• YOUR OBJECTIVE
Reproduce the material word for word; the images stay out.

── RECORDS SUPPLIED ──

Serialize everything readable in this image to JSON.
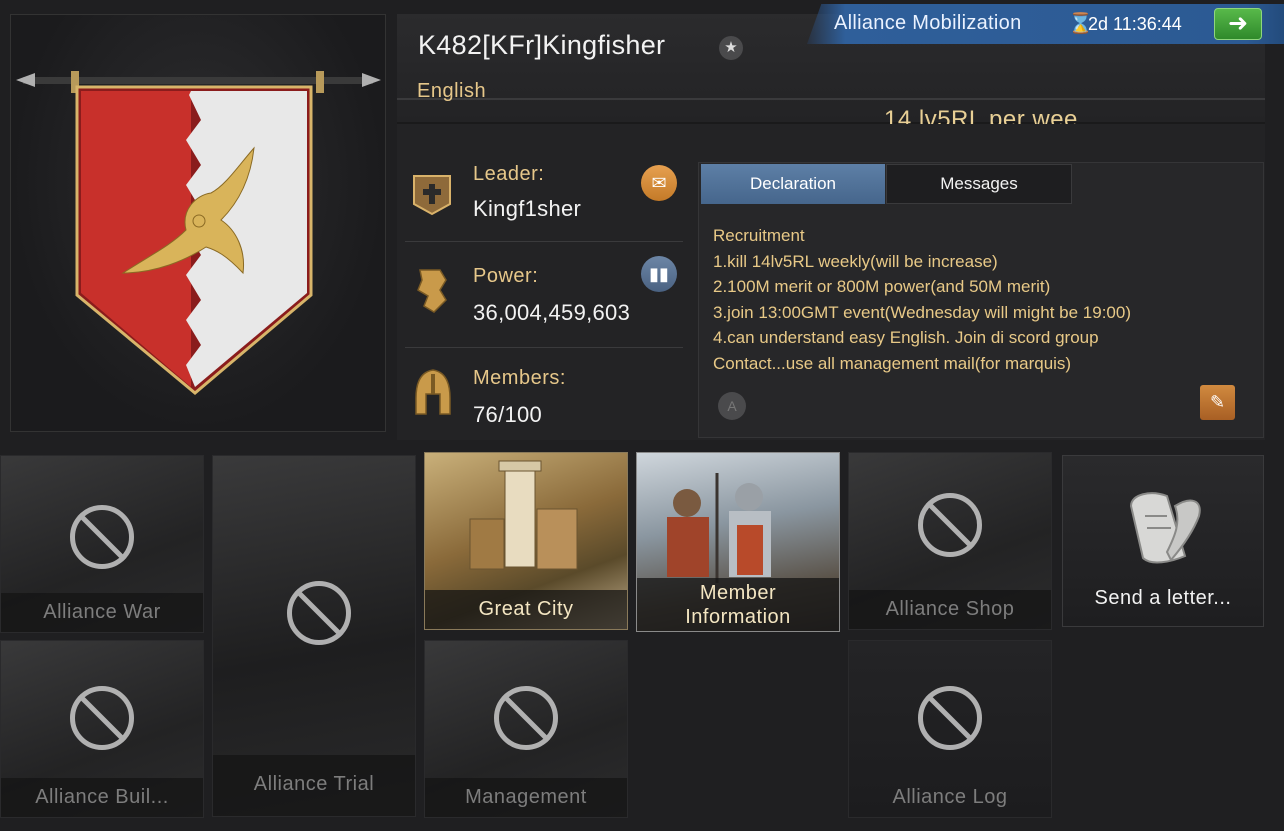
{
  "alliance": {
    "name": "K482[KFr]Kingfisher",
    "language": "English",
    "motto": "14 lv5RL per wee"
  },
  "event": {
    "label": "Alliance Mobilization",
    "timer": "2d 11:36:44",
    "icon": "hourglass-icon",
    "go_icon": "arrow-right-icon"
  },
  "stats": {
    "leader_label": "Leader:",
    "leader_value": "Kingf1sher",
    "power_label": "Power:",
    "power_value": "36,004,459,603",
    "members_label": "Members:",
    "members_value": "76/100"
  },
  "tabs": {
    "declaration": "Declaration",
    "messages": "Messages"
  },
  "declaration_lines": [
    "Recruitment",
    "1.kill 14lv5RL weekly(will be increase)",
    "2.100M merit or 800M power(and 50M merit)",
    "3.join 13:00GMT event(Wednesday will might be 19:00)",
    "4.can understand easy English. Join di scord group",
    "Contact...use all management mail(for marquis)"
  ],
  "tiles": {
    "alliance_war": "Alliance War",
    "alliance_trial": "Alliance Trial",
    "great_city": "Great City",
    "member_information": "Member\nInformation",
    "alliance_shop": "Alliance Shop",
    "send_letter": "Send a letter...",
    "alliance_buildings": "Alliance Buil...",
    "management": "Management",
    "alliance_log": "Alliance Log"
  },
  "colors": {
    "accent_gold": "#e6c78a",
    "tab_active": "#5d7fa6",
    "event_blue": "#2f5f9a",
    "go_green": "#3a9a34",
    "banner_red": "#c8302b"
  }
}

───

• CORRECT ANSWER
Serialize everything readable in this image to JSON.
{
  "alliance": {
    "name": "K482[KFr]Kingfisher",
    "language": "English",
    "motto": "14 lv5RL per wee"
  },
  "event": {
    "label": "Alliance Mobilization",
    "timer": "2d 11:36:44",
    "icon": "hourglass-icon",
    "go_icon": "arrow-right-icon"
  },
  "stats": {
    "leader_label": "Leader:",
    "leader_value": "Kingf1sher",
    "power_label": "Power:",
    "power_value": "36,004,459,603",
    "members_label": "Members:",
    "members_value": "76/100"
  },
  "tabs": {
    "declaration": "Declaration",
    "messages": "Messages"
  },
  "declaration_lines": [
    "Recruitment",
    "1.kill 14lv5RL weekly(will be increase)",
    "2.100M merit or 800M power(and 50M merit)",
    "3.join 13:00GMT event(Wednesday will might be 19:00)",
    "4.can understand easy English. Join di scord group",
    "Contact...use all management mail(for marquis)"
  ],
  "tiles": {
    "alliance_war": "Alliance War",
    "alliance_trial": "Alliance Trial",
    "great_city": "Great City",
    "member_information": "Member\nInformation",
    "alliance_shop": "Alliance Shop",
    "send_letter": "Send a letter...",
    "alliance_buildings": "Alliance Buil...",
    "management": "Management",
    "alliance_log": "Alliance Log"
  },
  "colors": {
    "accent_gold": "#e6c78a",
    "tab_active": "#5d7fa6",
    "event_blue": "#2f5f9a",
    "go_green": "#3a9a34",
    "banner_red": "#c8302b"
  }
}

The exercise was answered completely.